-- START OF Exercise input --

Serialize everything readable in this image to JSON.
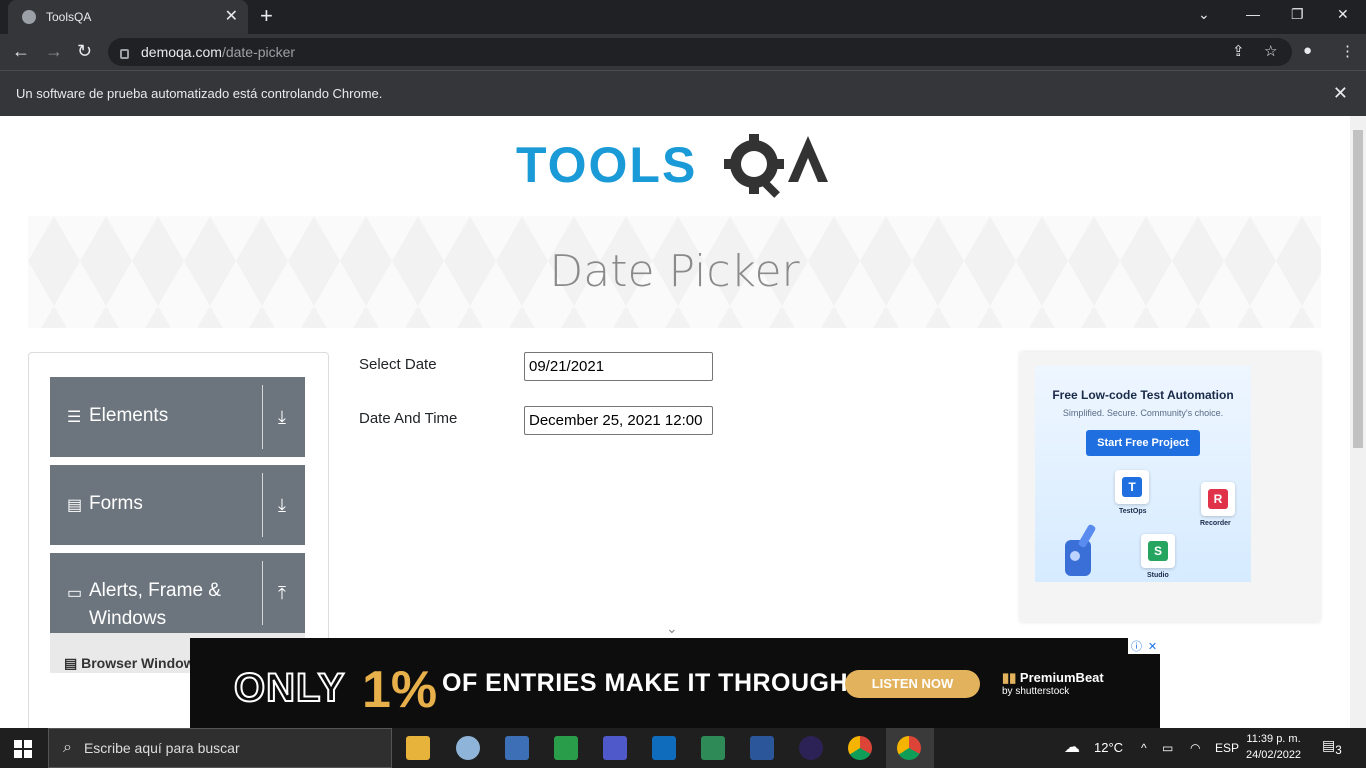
{
  "browser": {
    "tab_title": "ToolsQA",
    "url_host": "demoqa.com",
    "url_path": "/date-picker",
    "infobar_text": "Un software de prueba automatizado está controlando Chrome."
  },
  "page": {
    "logo_text": "TOOLSQA",
    "title": "Date Picker",
    "sidebar": {
      "groups": [
        {
          "label": "Elements",
          "icon": "hamburger-icon",
          "expanded": false
        },
        {
          "label": "Forms",
          "icon": "document-icon",
          "expanded": false
        },
        {
          "label": "Alerts, Frame & Windows",
          "icon": "window-icon",
          "expanded": true
        }
      ],
      "sub_item": "Browser Windows"
    },
    "form": {
      "select_date_label": "Select Date",
      "select_date_value": "09/21/2021",
      "date_time_label": "Date And Time",
      "date_time_value": "December 25, 2021 12:00"
    }
  },
  "side_ad": {
    "title": "Free Low-code Test Automation",
    "subtitle": "Simplified. Secure. Community's choice.",
    "cta": "Start Free Project",
    "products": [
      "TestOps",
      "Recorder",
      "Studio"
    ],
    "product_letters": [
      "T",
      "R",
      "S"
    ]
  },
  "bottom_ad": {
    "only": "ONLY",
    "percent": "1%",
    "rest": "OF ENTRIES MAKE IT THROUGH",
    "cta": "LISTEN NOW",
    "brand": "PremiumBeat",
    "brand_sub": "by shutterstock"
  },
  "taskbar": {
    "search_placeholder": "Escribe aquí para buscar",
    "weather": "12°C",
    "language": "ESP",
    "time": "11:39 p. m.",
    "date": "24/02/2022",
    "notification_count": "3"
  },
  "colors": {
    "sidebar_group": "#6c757d",
    "logo_blue": "#1a9ad6",
    "logo_dark": "#333333",
    "ad_cta": "#1f6fe0",
    "listen_cta": "#e3b25d",
    "percent_gold": "#e8b04b"
  }
}
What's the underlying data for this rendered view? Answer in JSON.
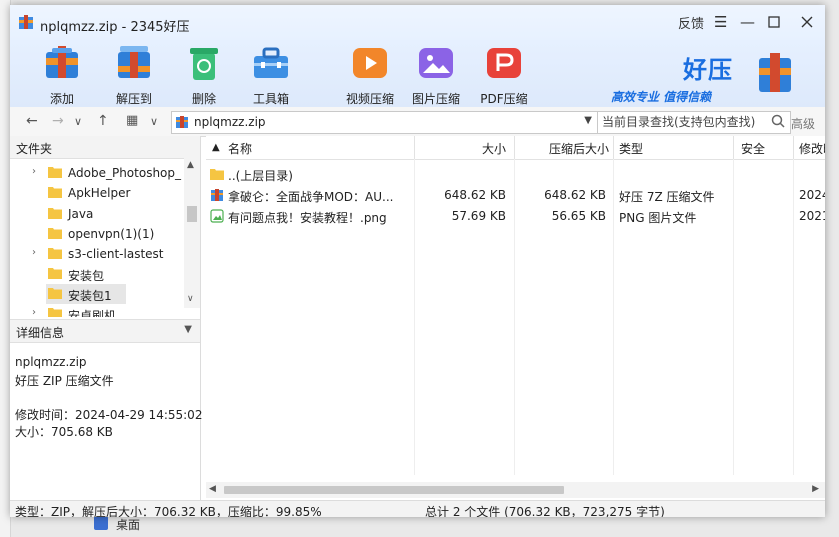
{
  "window": {
    "title": "nplqmzz.zip - 2345好压",
    "feedback": "反馈",
    "menu_icon": "hamburger-icon",
    "minimize_icon": "minimize-icon",
    "maximize_icon": "maximize-icon",
    "close_icon": "close-icon"
  },
  "toolbar": {
    "add": "添加",
    "extract": "解压到",
    "delete": "删除",
    "toolbox": "工具箱",
    "video": "视频压缩",
    "image": "图片压缩",
    "pdf": "PDF压缩"
  },
  "brand": {
    "name": "好压",
    "slogan": "高效专业  值得信赖"
  },
  "address": {
    "path": "nplqmzz.zip",
    "search_placeholder": "当前目录查找(支持包内查找)",
    "advanced": "高级"
  },
  "sidebar": {
    "header": "文件夹",
    "items": [
      {
        "label": "Adobe_Photoshop_",
        "chevron": "›"
      },
      {
        "label": "ApkHelper",
        "chevron": ""
      },
      {
        "label": "Java",
        "chevron": ""
      },
      {
        "label": "openvpn(1)(1)",
        "chevron": ""
      },
      {
        "label": "s3-client-lastest",
        "chevron": "›"
      },
      {
        "label": "安装包",
        "chevron": ""
      },
      {
        "label": "安装包1",
        "chevron": ""
      },
      {
        "label": "安卓刷机",
        "chevron": "›"
      }
    ]
  },
  "details": {
    "header": "详细信息",
    "filename": "nplqmzz.zip",
    "filetype": "好压 ZIP 压缩文件",
    "modified": "修改时间：2024-04-29 14:55:02",
    "size": "大小：705.68 KB"
  },
  "columns": {
    "name": "名称",
    "size": "大小",
    "packed": "压缩后大小",
    "type": "类型",
    "security": "安全",
    "modified": "修改时"
  },
  "files": [
    {
      "name": "..(上层目录)",
      "size": "",
      "packed": "",
      "type": "",
      "modified": "",
      "icon": "folder-icon"
    },
    {
      "name": "拿破仑：全面战争MOD：AU...",
      "size": "648.62 KB",
      "packed": "648.62 KB",
      "type": "好压 7Z 压缩文件",
      "modified": "2024-",
      "icon": "archive-7z-icon"
    },
    {
      "name": "有问题点我！安装教程！.png",
      "size": "57.69 KB",
      "packed": "56.65 KB",
      "type": "PNG 图片文件",
      "modified": "2021-",
      "icon": "png-image-icon"
    }
  ],
  "status": {
    "left": "类型：ZIP，解压后大小：706.32 KB，压缩比：99.85%",
    "right": "总计 2 个文件 (706.32 KB，723,275 字节)"
  },
  "background": {
    "taskbar_text": "桌面"
  }
}
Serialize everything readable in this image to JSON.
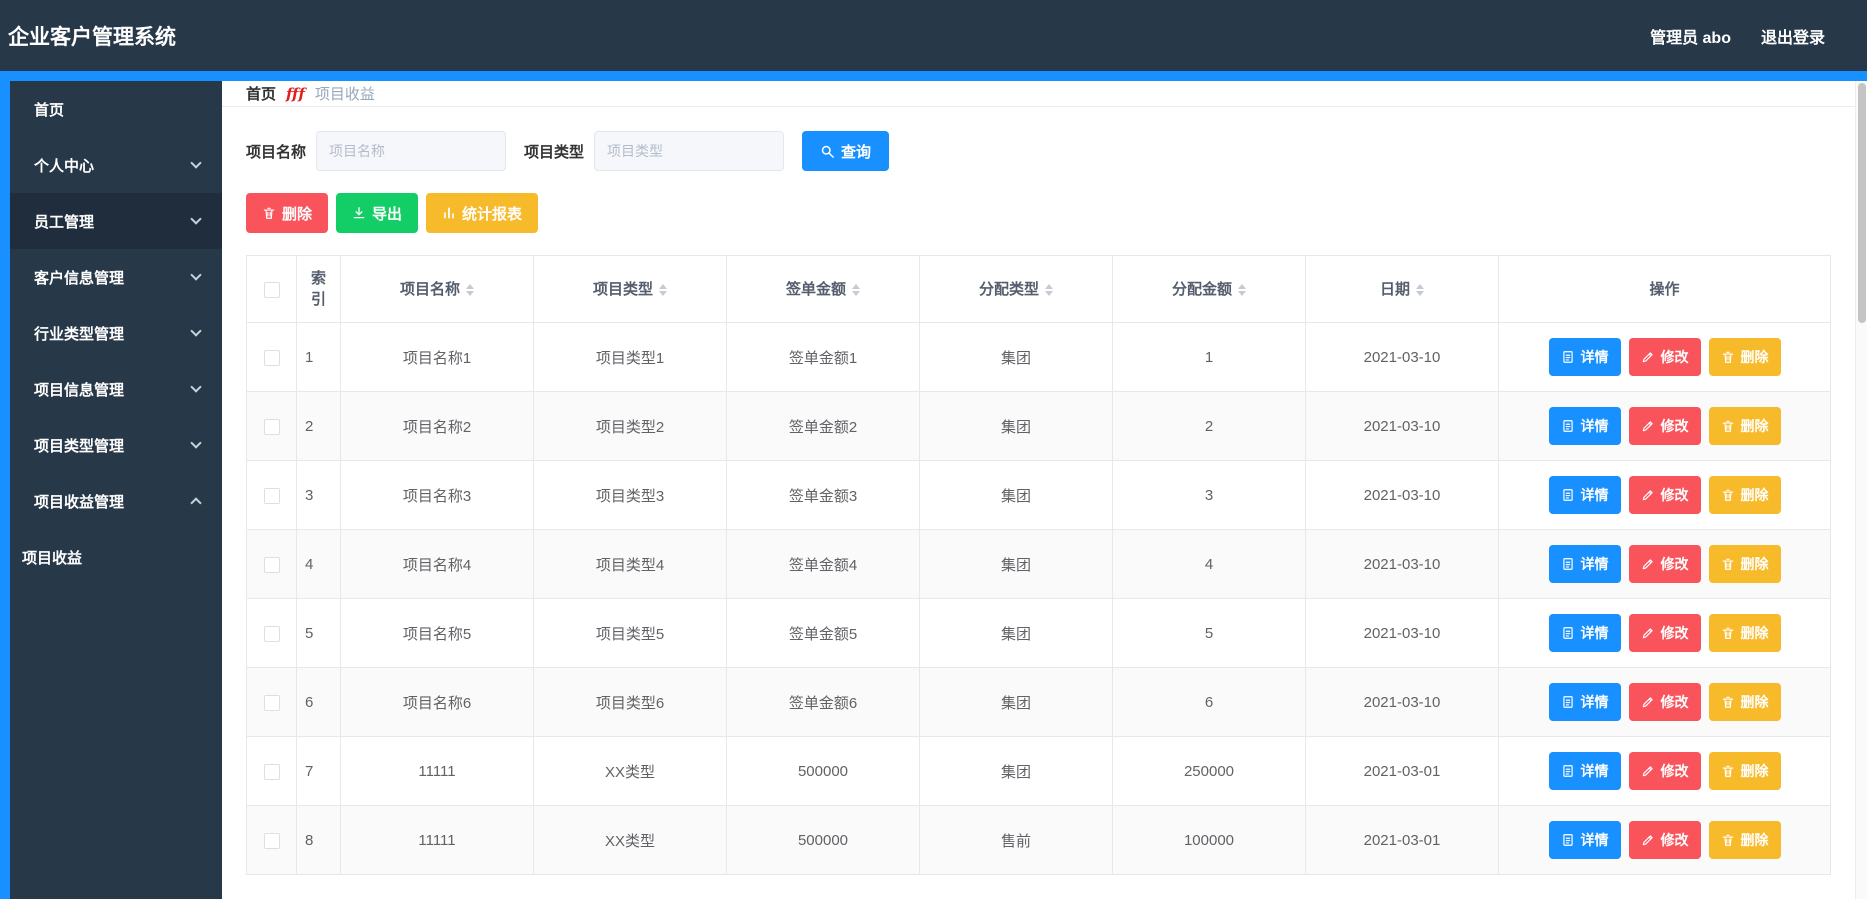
{
  "colors": {
    "accent_blue": "#1890ff",
    "danger_red": "#f9545b",
    "success_green": "#13ce66",
    "warning_yellow": "#f7ba2a",
    "nav_dark": "#273849"
  },
  "header": {
    "title": "企业客户管理系统",
    "user": "管理员 abo",
    "logout": "退出登录"
  },
  "sidebar": {
    "items": [
      {
        "label": "首页",
        "chevron": "none",
        "active": false
      },
      {
        "label": "个人中心",
        "chevron": "down",
        "active": false
      },
      {
        "label": "员工管理",
        "chevron": "down",
        "active": true
      },
      {
        "label": "客户信息管理",
        "chevron": "down",
        "active": false
      },
      {
        "label": "行业类型管理",
        "chevron": "down",
        "active": false
      },
      {
        "label": "项目信息管理",
        "chevron": "down",
        "active": false
      },
      {
        "label": "项目类型管理",
        "chevron": "down",
        "active": false
      },
      {
        "label": "项目收益管理",
        "chevron": "up",
        "active": false
      }
    ],
    "subitem": {
      "label": "项目收益"
    }
  },
  "breadcrumb": {
    "home": "首页",
    "separator": "fff",
    "current": "项目收益"
  },
  "filters": {
    "name_label": "项目名称",
    "name_placeholder": "项目名称",
    "type_label": "项目类型",
    "type_placeholder": "项目类型",
    "search_label": "查询"
  },
  "toolbar": {
    "delete_label": "删除",
    "export_label": "导出",
    "report_label": "统计报表"
  },
  "table": {
    "columns": [
      {
        "label": "索引",
        "sortable": false
      },
      {
        "label": "项目名称",
        "sortable": true
      },
      {
        "label": "项目类型",
        "sortable": true
      },
      {
        "label": "签单金额",
        "sortable": true
      },
      {
        "label": "分配类型",
        "sortable": true
      },
      {
        "label": "分配金额",
        "sortable": true
      },
      {
        "label": "日期",
        "sortable": true
      },
      {
        "label": "操作",
        "sortable": false
      }
    ],
    "actions": {
      "detail": "详情",
      "edit": "修改",
      "delete": "删除"
    },
    "rows": [
      {
        "index": "1",
        "name": "项目名称1",
        "type": "项目类型1",
        "sign_amount": "签单金额1",
        "alloc_type": "集团",
        "alloc_amount": "1",
        "date": "2021-03-10"
      },
      {
        "index": "2",
        "name": "项目名称2",
        "type": "项目类型2",
        "sign_amount": "签单金额2",
        "alloc_type": "集团",
        "alloc_amount": "2",
        "date": "2021-03-10"
      },
      {
        "index": "3",
        "name": "项目名称3",
        "type": "项目类型3",
        "sign_amount": "签单金额3",
        "alloc_type": "集团",
        "alloc_amount": "3",
        "date": "2021-03-10"
      },
      {
        "index": "4",
        "name": "项目名称4",
        "type": "项目类型4",
        "sign_amount": "签单金额4",
        "alloc_type": "集团",
        "alloc_amount": "4",
        "date": "2021-03-10"
      },
      {
        "index": "5",
        "name": "项目名称5",
        "type": "项目类型5",
        "sign_amount": "签单金额5",
        "alloc_type": "集团",
        "alloc_amount": "5",
        "date": "2021-03-10"
      },
      {
        "index": "6",
        "name": "项目名称6",
        "type": "项目类型6",
        "sign_amount": "签单金额6",
        "alloc_type": "集团",
        "alloc_amount": "6",
        "date": "2021-03-10"
      },
      {
        "index": "7",
        "name": "11111",
        "type": "XX类型",
        "sign_amount": "500000",
        "alloc_type": "集团",
        "alloc_amount": "250000",
        "date": "2021-03-01"
      },
      {
        "index": "8",
        "name": "11111",
        "type": "XX类型",
        "sign_amount": "500000",
        "alloc_type": "售前",
        "alloc_amount": "100000",
        "date": "2021-03-01"
      }
    ]
  }
}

-- END OF Exercise input --

Pull every line containing the word "size" out of the material.

## Written response
    "size": "大小：705.68 KB"
    "size": "大小",
      "size": "",
      "size": "648.62 KB",
      "size": "57.69 KB",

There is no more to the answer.